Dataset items
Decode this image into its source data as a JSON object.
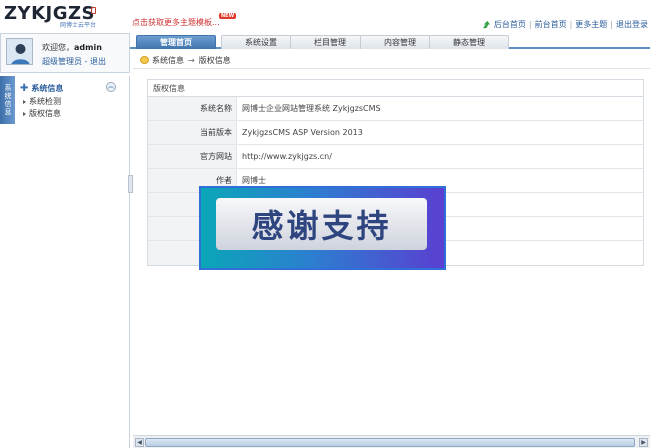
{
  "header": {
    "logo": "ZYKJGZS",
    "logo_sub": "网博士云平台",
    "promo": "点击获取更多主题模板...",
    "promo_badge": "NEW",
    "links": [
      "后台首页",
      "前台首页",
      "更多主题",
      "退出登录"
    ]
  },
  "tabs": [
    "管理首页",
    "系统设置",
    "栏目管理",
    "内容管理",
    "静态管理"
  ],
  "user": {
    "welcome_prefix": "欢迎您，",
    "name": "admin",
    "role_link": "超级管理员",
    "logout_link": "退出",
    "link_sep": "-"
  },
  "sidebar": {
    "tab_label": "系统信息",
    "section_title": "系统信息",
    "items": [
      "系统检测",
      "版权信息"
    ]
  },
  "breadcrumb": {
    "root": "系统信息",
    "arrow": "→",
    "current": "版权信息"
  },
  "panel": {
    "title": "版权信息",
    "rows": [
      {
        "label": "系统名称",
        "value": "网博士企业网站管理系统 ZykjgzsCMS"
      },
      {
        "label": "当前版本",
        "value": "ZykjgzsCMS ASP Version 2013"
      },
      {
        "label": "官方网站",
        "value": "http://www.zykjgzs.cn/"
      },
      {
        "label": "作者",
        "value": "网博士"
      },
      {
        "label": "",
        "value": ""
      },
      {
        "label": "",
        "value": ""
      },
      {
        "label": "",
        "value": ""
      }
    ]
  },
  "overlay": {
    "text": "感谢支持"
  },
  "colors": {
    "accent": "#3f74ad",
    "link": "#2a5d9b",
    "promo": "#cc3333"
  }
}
...
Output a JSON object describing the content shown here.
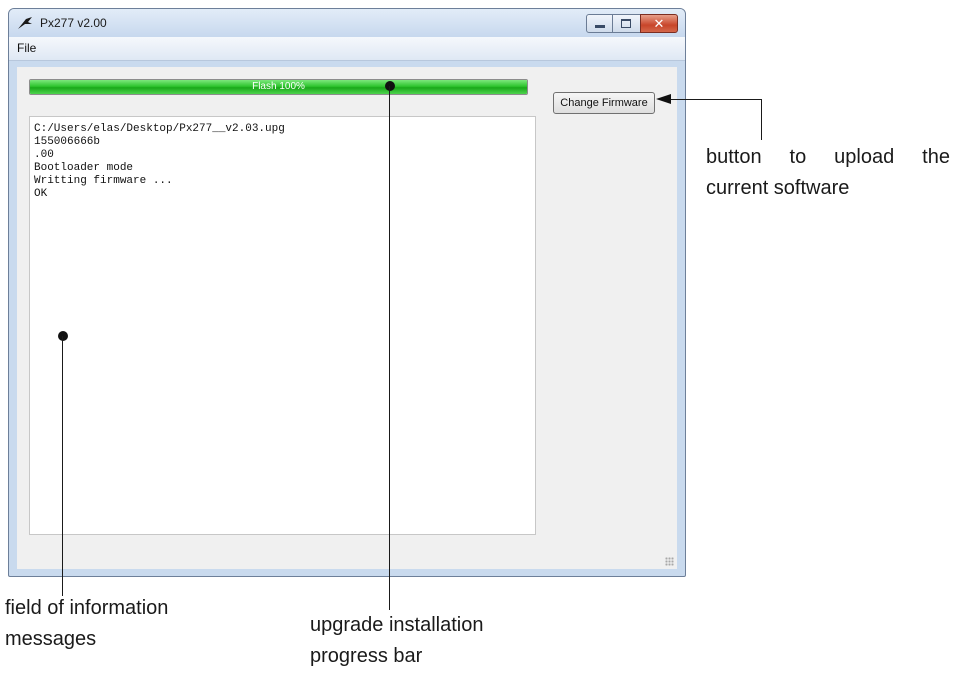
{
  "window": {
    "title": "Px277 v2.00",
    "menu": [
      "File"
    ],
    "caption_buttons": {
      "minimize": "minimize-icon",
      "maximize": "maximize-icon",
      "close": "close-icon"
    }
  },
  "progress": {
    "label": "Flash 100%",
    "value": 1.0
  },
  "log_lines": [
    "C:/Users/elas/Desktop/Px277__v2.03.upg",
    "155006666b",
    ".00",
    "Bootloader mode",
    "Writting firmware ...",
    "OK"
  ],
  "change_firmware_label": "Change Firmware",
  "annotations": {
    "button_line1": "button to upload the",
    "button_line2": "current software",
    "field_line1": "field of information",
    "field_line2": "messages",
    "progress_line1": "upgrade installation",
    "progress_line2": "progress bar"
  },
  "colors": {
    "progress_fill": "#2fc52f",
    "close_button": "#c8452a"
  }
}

Problem to work on
Return all the lines that contain the string "icon".

Task solution
      "minimize": "minimize-icon",
      "maximize": "maximize-icon",
      "close": "close-icon"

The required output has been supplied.